Rows taken from a layout dataset:
----------
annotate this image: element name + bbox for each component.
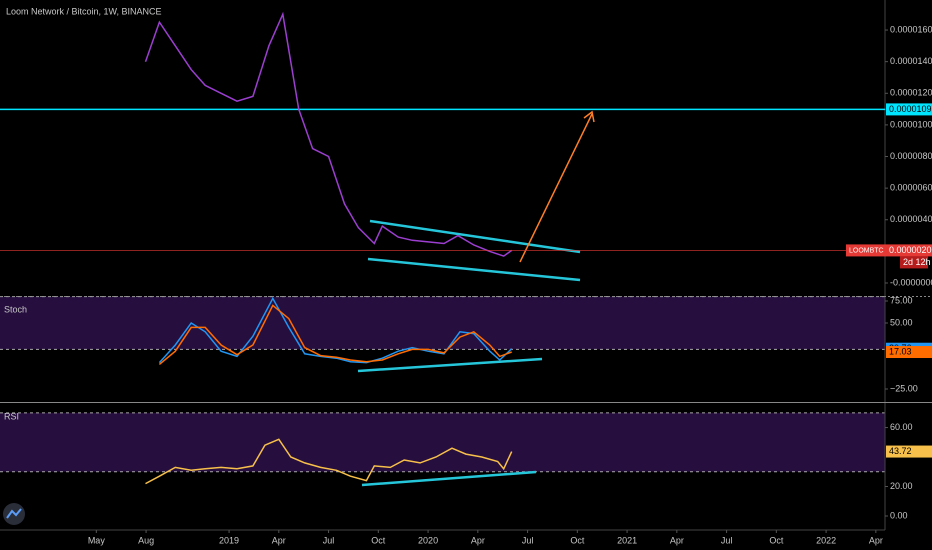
rsi-trendline (361, 470, 537, 487)
x-tick-label: 2021 (617, 535, 637, 545)
y-tick-label: 0.00000400 (890, 214, 932, 224)
last-value-box (886, 244, 932, 257)
pane-title: Stoch (4, 304, 27, 314)
series-line (145, 438, 513, 485)
pane-title: Loom Network / Bitcoin, 1W, BINANCE (6, 6, 162, 16)
x-tick-label: Oct (570, 535, 585, 545)
band (0, 412, 885, 472)
series-line (144, 11, 513, 257)
x-tick-label: 2019 (219, 535, 239, 545)
last-value-label: 43.72 (889, 446, 912, 456)
x-tick-label: Jul (522, 535, 534, 545)
stoch-trendline (357, 357, 543, 373)
logo[interactable] (3, 503, 25, 525)
y-tick-label: 60.00 (890, 422, 913, 432)
channel-top (369, 219, 581, 254)
x-tick-label: May (88, 535, 106, 545)
band (0, 296, 885, 350)
x-tick-label: Apr (670, 535, 684, 545)
y-tick-label: -0.00000000 (890, 277, 932, 287)
x-tick-label: 2022 (816, 535, 836, 545)
y-tick-label: 75.00 (890, 295, 913, 305)
last-value-label: 17.03 (889, 346, 912, 356)
level-label-box (886, 103, 932, 116)
y-tick-label: 0.00 (890, 510, 908, 520)
x-tick-label: Jul (323, 535, 335, 545)
countdown-box (900, 256, 928, 269)
last-value-box (886, 346, 932, 359)
y-tick-label: 20.00 (890, 481, 913, 491)
channel-bottom (367, 257, 581, 282)
symbol-box (846, 244, 886, 257)
panes (0, 296, 885, 473)
x-tick-label: Jul (721, 535, 733, 545)
x-tick-label: Apr (471, 535, 485, 545)
x-tick-label: Aug (138, 535, 154, 545)
symbol-label: LOOMBTC (849, 247, 884, 254)
last-value-box (886, 445, 932, 458)
projection-arrow (519, 113, 593, 263)
x-tick-label: Oct (769, 535, 784, 545)
series-line (158, 296, 513, 364)
series-line (158, 304, 512, 365)
pane-title: RSI (4, 411, 19, 421)
level-label: 0.00001098 (889, 104, 932, 114)
countdown-label: 2d 12h (903, 257, 931, 267)
x-tick-label: 2020 (418, 535, 438, 545)
x-tick-label: Apr (272, 535, 286, 545)
x-tick-label: Apr (869, 535, 883, 545)
x-tick-label: Oct (371, 535, 386, 545)
y-tick-label: −25.00 (890, 383, 918, 393)
arrow-head (583, 110, 595, 123)
y-tick-label: 50.00 (890, 317, 913, 327)
last-value-label: 0.00000206 (889, 245, 932, 255)
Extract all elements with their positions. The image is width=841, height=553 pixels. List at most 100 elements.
----------
Copy every item above character for character, and leave the pictures out of your copy.

▸ Response:
annotate this image: element name + bbox for each component.
rsi-trendline (361, 470, 537, 487)
x-tick-label: 2021 (617, 535, 637, 545)
y-tick-label: 0.00000400 (890, 214, 932, 224)
last-value-box (886, 244, 932, 257)
pane-title: Stoch (4, 304, 27, 314)
series-line (145, 438, 513, 485)
pane-title: Loom Network / Bitcoin, 1W, BINANCE (6, 6, 162, 16)
x-tick-label: Oct (570, 535, 585, 545)
band (0, 412, 885, 472)
series-line (144, 11, 513, 257)
x-tick-label: 2019 (219, 535, 239, 545)
last-value-label: 43.72 (889, 446, 912, 456)
x-tick-label: Jul (522, 535, 534, 545)
stoch-trendline (357, 357, 543, 373)
logo[interactable] (3, 503, 25, 525)
y-tick-label: 60.00 (890, 422, 913, 432)
channel-top (369, 219, 581, 254)
x-tick-label: May (88, 535, 106, 545)
band (0, 296, 885, 350)
x-tick-label: Apr (670, 535, 684, 545)
y-tick-label: -0.00000000 (890, 277, 932, 287)
x-tick-label: 2022 (816, 535, 836, 545)
y-tick-label: 75.00 (890, 295, 913, 305)
last-value-label: 17.03 (889, 346, 912, 356)
level-label-box (886, 103, 932, 116)
y-tick-label: 0.00 (890, 510, 908, 520)
x-tick-label: Jul (323, 535, 335, 545)
countdown-box (900, 256, 928, 269)
last-value-box (886, 346, 932, 359)
y-tick-label: 20.00 (890, 481, 913, 491)
channel-bottom (367, 257, 581, 282)
symbol-box (846, 244, 886, 257)
panes (0, 296, 885, 473)
x-tick-label: Jul (721, 535, 733, 545)
x-tick-label: Apr (471, 535, 485, 545)
x-tick-label: Aug (138, 535, 154, 545)
symbol-label: LOOMBTC (849, 247, 884, 254)
last-value-box (886, 445, 932, 458)
projection-arrow (519, 113, 593, 263)
x-tick-label: Oct (769, 535, 784, 545)
series-line (158, 296, 513, 364)
series-line (158, 304, 512, 365)
pane-title: RSI (4, 411, 19, 421)
level-label: 0.00001098 (889, 104, 932, 114)
countdown-label: 2d 12h (903, 257, 931, 267)
x-tick-label: 2020 (418, 535, 438, 545)
x-tick-label: Apr (272, 535, 286, 545)
x-tick-label: Apr (869, 535, 883, 545)
x-tick-label: Oct (371, 535, 386, 545)
y-tick-label: −25.00 (890, 383, 918, 393)
arrow-head (583, 110, 595, 123)
y-tick-label: 50.00 (890, 317, 913, 327)
last-value-label: 0.00000206 (889, 245, 932, 255)
Extract all elements with their positions. The image is width=841, height=553 pixels. List at most 100 elements.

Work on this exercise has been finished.